## START INFORMATION SUPPLIED

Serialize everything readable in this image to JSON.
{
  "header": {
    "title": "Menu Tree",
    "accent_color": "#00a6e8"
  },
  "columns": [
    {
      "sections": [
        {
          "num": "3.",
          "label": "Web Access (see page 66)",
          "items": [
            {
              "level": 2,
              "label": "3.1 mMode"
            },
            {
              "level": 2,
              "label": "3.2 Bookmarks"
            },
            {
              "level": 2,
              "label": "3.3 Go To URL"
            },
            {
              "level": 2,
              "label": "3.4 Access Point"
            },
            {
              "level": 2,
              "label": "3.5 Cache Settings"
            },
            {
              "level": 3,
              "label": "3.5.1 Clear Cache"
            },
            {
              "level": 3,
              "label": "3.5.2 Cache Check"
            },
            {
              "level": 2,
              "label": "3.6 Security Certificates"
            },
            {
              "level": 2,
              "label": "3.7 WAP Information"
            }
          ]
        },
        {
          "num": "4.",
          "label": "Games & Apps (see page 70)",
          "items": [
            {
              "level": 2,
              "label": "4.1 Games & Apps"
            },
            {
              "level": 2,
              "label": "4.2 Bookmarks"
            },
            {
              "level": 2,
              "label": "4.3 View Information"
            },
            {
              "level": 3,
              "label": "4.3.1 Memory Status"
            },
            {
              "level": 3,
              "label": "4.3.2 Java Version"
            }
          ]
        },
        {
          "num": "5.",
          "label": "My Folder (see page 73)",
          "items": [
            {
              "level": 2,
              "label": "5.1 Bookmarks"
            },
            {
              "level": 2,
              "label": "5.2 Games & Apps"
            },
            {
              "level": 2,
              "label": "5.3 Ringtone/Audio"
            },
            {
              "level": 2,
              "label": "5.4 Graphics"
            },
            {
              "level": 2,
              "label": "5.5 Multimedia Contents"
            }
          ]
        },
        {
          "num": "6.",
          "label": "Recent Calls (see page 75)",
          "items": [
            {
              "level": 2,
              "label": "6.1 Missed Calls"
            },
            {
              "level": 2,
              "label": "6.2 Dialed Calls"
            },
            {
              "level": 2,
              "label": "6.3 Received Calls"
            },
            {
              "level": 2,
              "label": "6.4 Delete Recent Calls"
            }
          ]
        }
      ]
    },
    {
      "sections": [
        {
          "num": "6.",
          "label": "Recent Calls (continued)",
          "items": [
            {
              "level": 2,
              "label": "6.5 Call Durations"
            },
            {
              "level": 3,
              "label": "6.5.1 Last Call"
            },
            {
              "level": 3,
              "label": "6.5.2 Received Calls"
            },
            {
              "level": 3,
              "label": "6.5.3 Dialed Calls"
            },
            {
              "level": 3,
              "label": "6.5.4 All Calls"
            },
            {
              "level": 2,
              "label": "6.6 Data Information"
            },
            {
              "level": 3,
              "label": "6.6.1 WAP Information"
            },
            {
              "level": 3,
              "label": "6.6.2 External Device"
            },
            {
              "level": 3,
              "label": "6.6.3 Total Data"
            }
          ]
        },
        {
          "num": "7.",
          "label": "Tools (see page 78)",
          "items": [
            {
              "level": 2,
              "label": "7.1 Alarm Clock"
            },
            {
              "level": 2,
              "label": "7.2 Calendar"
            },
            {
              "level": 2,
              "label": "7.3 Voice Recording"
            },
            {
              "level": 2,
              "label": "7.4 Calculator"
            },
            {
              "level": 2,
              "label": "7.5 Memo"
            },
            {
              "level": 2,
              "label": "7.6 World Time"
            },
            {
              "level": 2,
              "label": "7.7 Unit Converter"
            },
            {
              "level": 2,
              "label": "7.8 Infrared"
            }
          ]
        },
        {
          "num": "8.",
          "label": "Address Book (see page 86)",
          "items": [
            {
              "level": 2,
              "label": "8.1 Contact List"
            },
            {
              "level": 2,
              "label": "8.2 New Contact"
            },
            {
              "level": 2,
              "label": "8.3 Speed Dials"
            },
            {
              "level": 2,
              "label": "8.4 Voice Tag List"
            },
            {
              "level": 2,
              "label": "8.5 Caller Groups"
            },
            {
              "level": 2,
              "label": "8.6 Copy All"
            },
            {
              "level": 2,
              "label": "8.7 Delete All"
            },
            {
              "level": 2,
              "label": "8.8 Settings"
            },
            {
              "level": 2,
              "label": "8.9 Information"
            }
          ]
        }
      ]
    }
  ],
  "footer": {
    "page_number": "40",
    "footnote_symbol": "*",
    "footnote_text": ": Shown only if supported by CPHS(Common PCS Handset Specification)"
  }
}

## END INFORMATION SUPPLIED

> WHAT YOU NEED TO DO: Repeat the data precisely, line by line.

> TASK RESULT:
Serialize everything readable in this image to JSON.
{
  "header": {
    "title": "Menu Tree",
    "accent_color": "#00a6e8"
  },
  "columns": [
    {
      "sections": [
        {
          "num": "3.",
          "label": "Web Access (see page 66)",
          "items": [
            {
              "level": 2,
              "label": "3.1 mMode"
            },
            {
              "level": 2,
              "label": "3.2 Bookmarks"
            },
            {
              "level": 2,
              "label": "3.3 Go To URL"
            },
            {
              "level": 2,
              "label": "3.4 Access Point"
            },
            {
              "level": 2,
              "label": "3.5 Cache Settings"
            },
            {
              "level": 3,
              "label": "3.5.1 Clear Cache"
            },
            {
              "level": 3,
              "label": "3.5.2 Cache Check"
            },
            {
              "level": 2,
              "label": "3.6 Security Certificates"
            },
            {
              "level": 2,
              "label": "3.7 WAP Information"
            }
          ]
        },
        {
          "num": "4.",
          "label": "Games & Apps (see page 70)",
          "items": [
            {
              "level": 2,
              "label": "4.1 Games & Apps"
            },
            {
              "level": 2,
              "label": "4.2 Bookmarks"
            },
            {
              "level": 2,
              "label": "4.3 View Information"
            },
            {
              "level": 3,
              "label": "4.3.1 Memory Status"
            },
            {
              "level": 3,
              "label": "4.3.2 Java Version"
            }
          ]
        },
        {
          "num": "5.",
          "label": "My Folder (see page 73)",
          "items": [
            {
              "level": 2,
              "label": "5.1 Bookmarks"
            },
            {
              "level": 2,
              "label": "5.2 Games & Apps"
            },
            {
              "level": 2,
              "label": "5.3 Ringtone/Audio"
            },
            {
              "level": 2,
              "label": "5.4 Graphics"
            },
            {
              "level": 2,
              "label": "5.5 Multimedia Contents"
            }
          ]
        },
        {
          "num": "6.",
          "label": "Recent Calls (see page 75)",
          "items": [
            {
              "level": 2,
              "label": "6.1 Missed Calls"
            },
            {
              "level": 2,
              "label": "6.2 Dialed Calls"
            },
            {
              "level": 2,
              "label": "6.3 Received Calls"
            },
            {
              "level": 2,
              "label": "6.4 Delete Recent Calls"
            }
          ]
        }
      ]
    },
    {
      "sections": [
        {
          "num": "6.",
          "label": "Recent Calls (continued)",
          "items": [
            {
              "level": 2,
              "label": "6.5 Call Durations"
            },
            {
              "level": 3,
              "label": "6.5.1 Last Call"
            },
            {
              "level": 3,
              "label": "6.5.2 Received Calls"
            },
            {
              "level": 3,
              "label": "6.5.3 Dialed Calls"
            },
            {
              "level": 3,
              "label": "6.5.4 All Calls"
            },
            {
              "level": 2,
              "label": "6.6 Data Information"
            },
            {
              "level": 3,
              "label": "6.6.1 WAP Information"
            },
            {
              "level": 3,
              "label": "6.6.2 External Device"
            },
            {
              "level": 3,
              "label": "6.6.3 Total Data"
            }
          ]
        },
        {
          "num": "7.",
          "label": "Tools (see page 78)",
          "items": [
            {
              "level": 2,
              "label": "7.1 Alarm Clock"
            },
            {
              "level": 2,
              "label": "7.2 Calendar"
            },
            {
              "level": 2,
              "label": "7.3 Voice Recording"
            },
            {
              "level": 2,
              "label": "7.4 Calculator"
            },
            {
              "level": 2,
              "label": "7.5 Memo"
            },
            {
              "level": 2,
              "label": "7.6 World Time"
            },
            {
              "level": 2,
              "label": "7.7 Unit Converter"
            },
            {
              "level": 2,
              "label": "7.8 Infrared"
            }
          ]
        },
        {
          "num": "8.",
          "label": "Address Book (see page 86)",
          "items": [
            {
              "level": 2,
              "label": "8.1 Contact List"
            },
            {
              "level": 2,
              "label": "8.2 New Contact"
            },
            {
              "level": 2,
              "label": "8.3 Speed Dials"
            },
            {
              "level": 2,
              "label": "8.4 Voice Tag List"
            },
            {
              "level": 2,
              "label": "8.5 Caller Groups"
            },
            {
              "level": 2,
              "label": "8.6 Copy All"
            },
            {
              "level": 2,
              "label": "8.7 Delete All"
            },
            {
              "level": 2,
              "label": "8.8 Settings"
            },
            {
              "level": 2,
              "label": "8.9 Information"
            }
          ]
        }
      ]
    }
  ],
  "footer": {
    "page_number": "40",
    "footnote_symbol": "*",
    "footnote_text": ": Shown only if supported by CPHS(Common PCS Handset Specification)"
  }
}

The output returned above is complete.